# TASK STATEMENT
Please list the subjects the position papers cover, as named in the opinion piece on the Swann campaign below.

# DOCUMENT EXTRACT
Anxiousness is, at the bottom end of the scale, worry. But at the top of the scale, it's distress bordering on anger.

It's a pretty accurate assessment of how many Pennsylvania Republicans have been feeling about Mr. Swann's post-endorsement performance, on the stump and with his decidedly lackluster fundraising acumen.

But if Holman really is saying that the public will be distressed and angry about Swann's vision, well, the campaign is over. Now.

The fact that Holman now is saying Mr. Swann "is going to be extremely clear in laying out his vision" is confirmation that he hadn't been. Which is vindication for reporters and pundits of all ideological stripes who were being sent snarly e-mails by denial-plagued high-ranking campaign staffers and GOP kingmakers for reporting and opining just that.

It's the kind of denial, if not arrogance, that lost this same crew state Rep. Michael Diven's state Senate bid last year.

But, voila!, the Swann campaign suddenly seems to have come alive. Or at least some campaign savant has discovered the e-mail of the campaign's most strident critics.

There are position papers galore -- from tax relief to tort reform, from education to jobs -- and even a reality-check on Sham Shaman (the governor formerly known as Fast Eddie) and his first flight of television advertising.

It's exactly the kind of thing the Swann campaign should have been doing right out of the gate. But now that it's started, it must target its message even better.

Swann may be holding his own in the overall polls but he lags poorly in a key constituency -- blacks. That's likely because, as Capitolwire.com's Pete DeCoursey recently noted on PCN's "Journalist Roundtable," most of Pennsylvania's blacks are concentrated in Philadelphia, Mr. Rendell's home turf.

And Ed Rendell, a demagogue, is a demigod to many of them.

# PROVIDED RECORDS
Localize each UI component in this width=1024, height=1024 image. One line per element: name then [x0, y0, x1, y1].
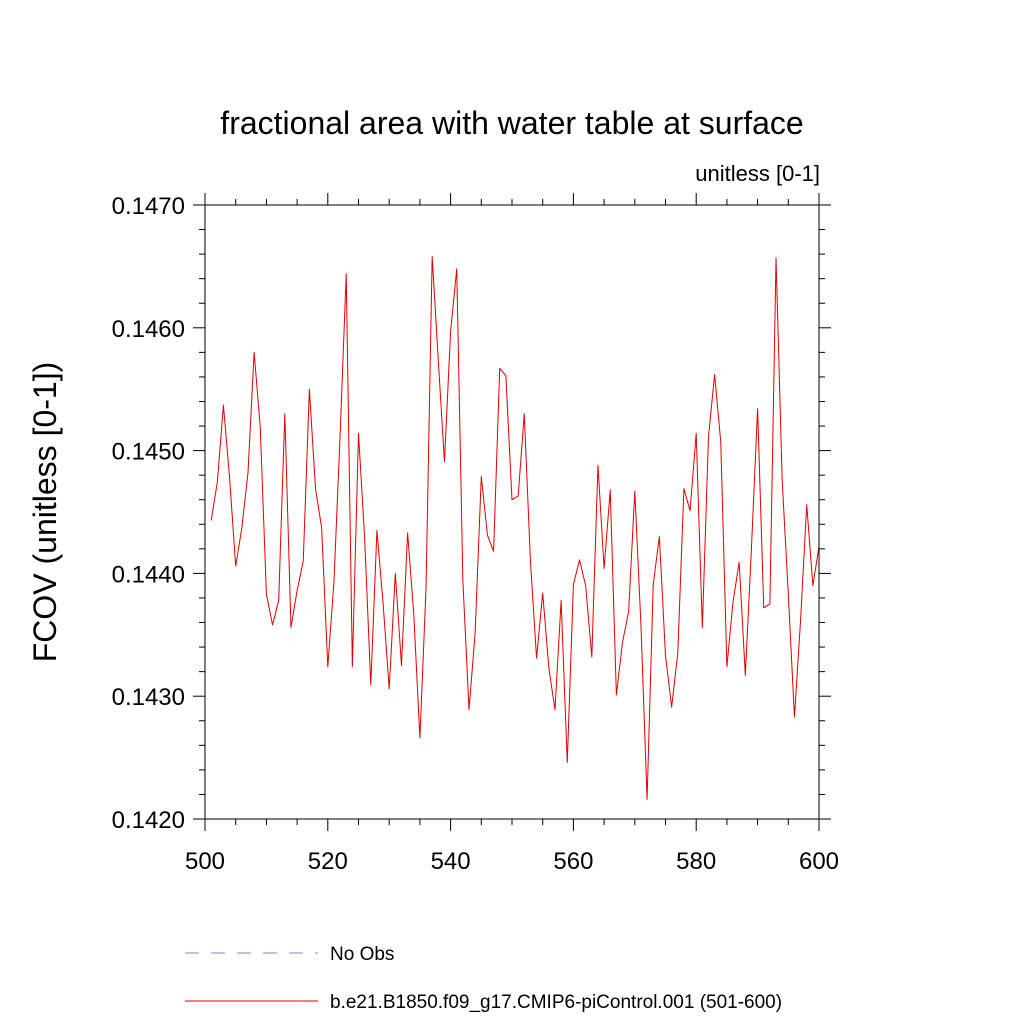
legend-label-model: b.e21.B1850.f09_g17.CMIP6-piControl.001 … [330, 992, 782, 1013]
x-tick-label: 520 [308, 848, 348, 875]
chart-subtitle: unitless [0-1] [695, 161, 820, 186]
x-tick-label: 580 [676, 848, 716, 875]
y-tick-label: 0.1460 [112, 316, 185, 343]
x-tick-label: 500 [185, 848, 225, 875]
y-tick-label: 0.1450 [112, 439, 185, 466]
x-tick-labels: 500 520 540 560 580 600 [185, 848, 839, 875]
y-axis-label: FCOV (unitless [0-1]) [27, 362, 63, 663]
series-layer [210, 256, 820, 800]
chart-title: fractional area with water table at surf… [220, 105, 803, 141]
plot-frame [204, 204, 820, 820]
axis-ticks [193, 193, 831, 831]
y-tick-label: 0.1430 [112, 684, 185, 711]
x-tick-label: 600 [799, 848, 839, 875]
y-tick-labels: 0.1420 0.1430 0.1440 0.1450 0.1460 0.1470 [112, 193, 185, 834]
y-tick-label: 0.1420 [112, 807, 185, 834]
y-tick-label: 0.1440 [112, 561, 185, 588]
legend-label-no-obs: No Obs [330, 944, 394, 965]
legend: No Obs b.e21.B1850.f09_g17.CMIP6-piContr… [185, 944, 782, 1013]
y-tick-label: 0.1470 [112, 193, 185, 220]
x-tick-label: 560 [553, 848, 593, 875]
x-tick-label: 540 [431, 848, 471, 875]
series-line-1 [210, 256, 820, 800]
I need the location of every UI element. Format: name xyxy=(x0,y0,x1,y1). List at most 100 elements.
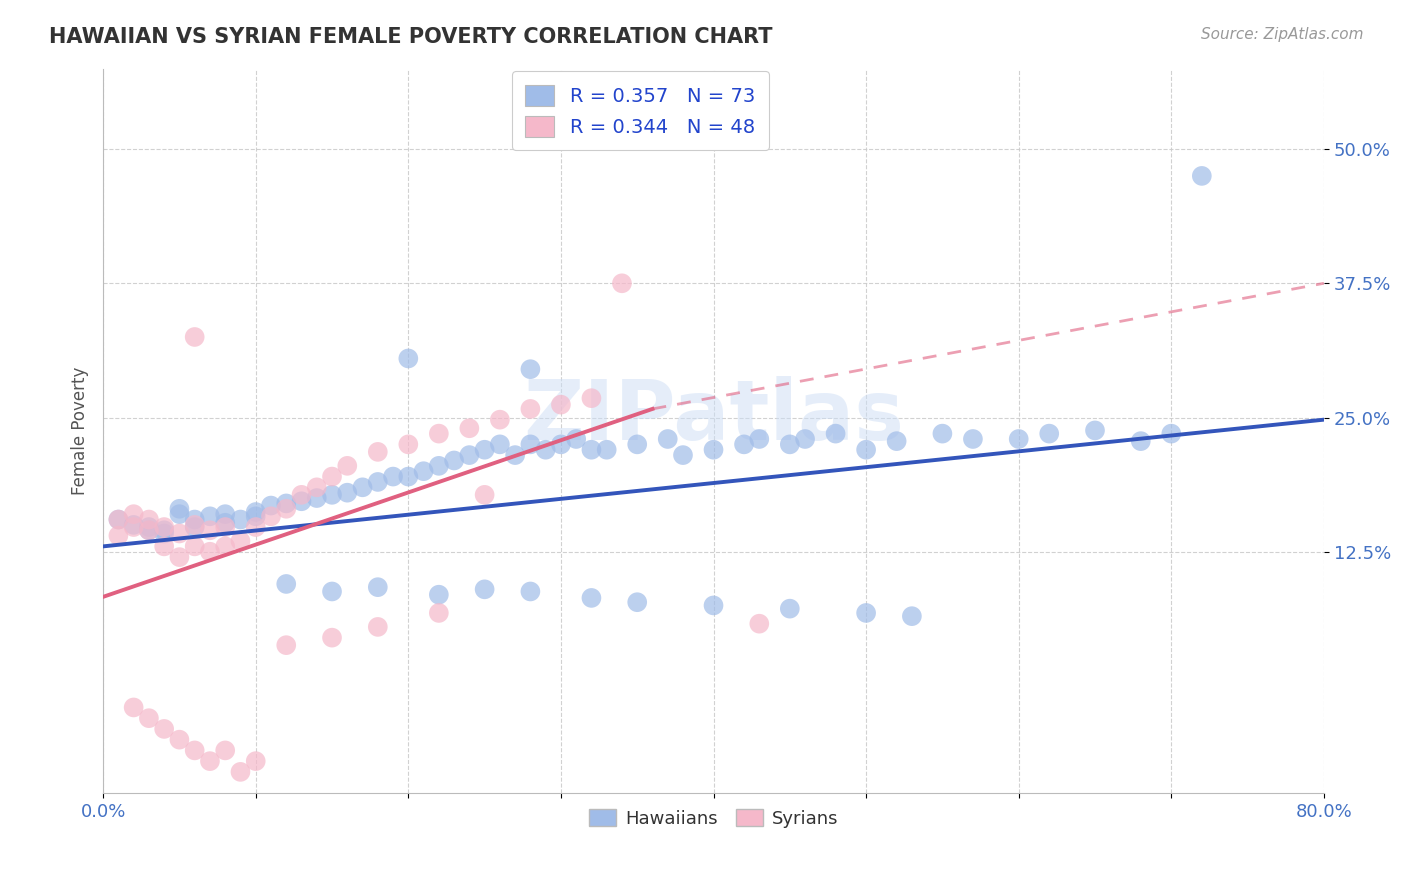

# RESULT OF THIS EXERCISE
Tax relief, tort reform, education, jobs